Problem statement. Transcribe every line of the listing below without any deviation.

Supplied material.
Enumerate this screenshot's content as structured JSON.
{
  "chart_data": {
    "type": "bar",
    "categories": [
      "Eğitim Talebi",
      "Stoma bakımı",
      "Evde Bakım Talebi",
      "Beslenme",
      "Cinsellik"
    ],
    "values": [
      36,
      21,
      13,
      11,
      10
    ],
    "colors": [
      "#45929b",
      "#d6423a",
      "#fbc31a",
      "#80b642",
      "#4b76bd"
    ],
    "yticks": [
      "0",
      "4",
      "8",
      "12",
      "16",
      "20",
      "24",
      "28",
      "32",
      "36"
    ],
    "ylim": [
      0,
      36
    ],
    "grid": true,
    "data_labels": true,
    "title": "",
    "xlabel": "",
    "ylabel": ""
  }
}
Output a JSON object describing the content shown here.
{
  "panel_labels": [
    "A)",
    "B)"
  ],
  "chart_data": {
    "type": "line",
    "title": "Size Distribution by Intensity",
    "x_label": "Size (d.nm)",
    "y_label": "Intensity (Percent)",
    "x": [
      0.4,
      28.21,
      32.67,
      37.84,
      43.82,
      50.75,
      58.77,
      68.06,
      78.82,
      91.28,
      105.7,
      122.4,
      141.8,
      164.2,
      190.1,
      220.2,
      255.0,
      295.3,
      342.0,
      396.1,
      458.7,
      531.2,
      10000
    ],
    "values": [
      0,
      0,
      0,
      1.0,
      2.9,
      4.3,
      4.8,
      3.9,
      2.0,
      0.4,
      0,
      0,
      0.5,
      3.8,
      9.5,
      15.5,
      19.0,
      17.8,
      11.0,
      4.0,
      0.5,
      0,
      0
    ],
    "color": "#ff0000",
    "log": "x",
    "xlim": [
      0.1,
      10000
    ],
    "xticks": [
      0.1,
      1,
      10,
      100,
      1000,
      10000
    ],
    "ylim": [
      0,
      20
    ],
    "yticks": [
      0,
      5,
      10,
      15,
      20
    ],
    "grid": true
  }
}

Result of this exercise.
Enumerate this screenshot's content as structured JSON.
{
  "chart_data": {
    "type": "bar",
    "categories": [
      "Eğitim Talebi",
      "Stoma bakımı",
      "Evde Bakım Talebi",
      "Beslenme",
      "Cinsellik"
    ],
    "values": [
      36,
      21,
      13,
      11,
      10
    ],
    "colors": [
      "#45929b",
      "#d6423a",
      "#fbc31a",
      "#80b642",
      "#4b76bd"
    ],
    "yticks": [
      "0",
      "4",
      "8",
      "12",
      "16",
      "20",
      "24",
      "28",
      "32",
      "36"
    ],
    "ylim": [
      0,
      36
    ],
    "grid": true,
    "data_labels": true,
    "title": "",
    "xlabel": "",
    "ylabel": ""
  }
}
Output a JSON object describing the content shown here.
{
  "panel_labels": [
    "A)",
    "B)"
  ],
  "chart_data": {
    "type": "line",
    "title": "Size Distribution by Intensity",
    "x_label": "Size (d.nm)",
    "y_label": "Intensity (Percent)",
    "x": [
      0.4,
      28.21,
      32.67,
      37.84,
      43.82,
      50.75,
      58.77,
      68.06,
      78.82,
      91.28,
      105.7,
      122.4,
      141.8,
      164.2,
      190.1,
      220.2,
      255.0,
      295.3,
      342.0,
      396.1,
      458.7,
      531.2,
      10000
    ],
    "values": [
      0,
      0,
      0,
      1.0,
      2.9,
      4.3,
      4.8,
      3.9,
      2.0,
      0.4,
      0,
      0,
      0.5,
      3.8,
      9.5,
      15.5,
      19.0,
      17.8,
      11.0,
      4.0,
      0.5,
      0,
      0
    ],
    "color": "#ff0000",
    "log": "x",
    "xlim": [
      0.1,
      10000
    ],
    "xticks": [
      0.1,
      1,
      10,
      100,
      1000,
      10000
    ],
    "ylim": [
      0,
      20
    ],
    "yticks": [
      0,
      5,
      10,
      15,
      20
    ],
    "grid": true
  }
}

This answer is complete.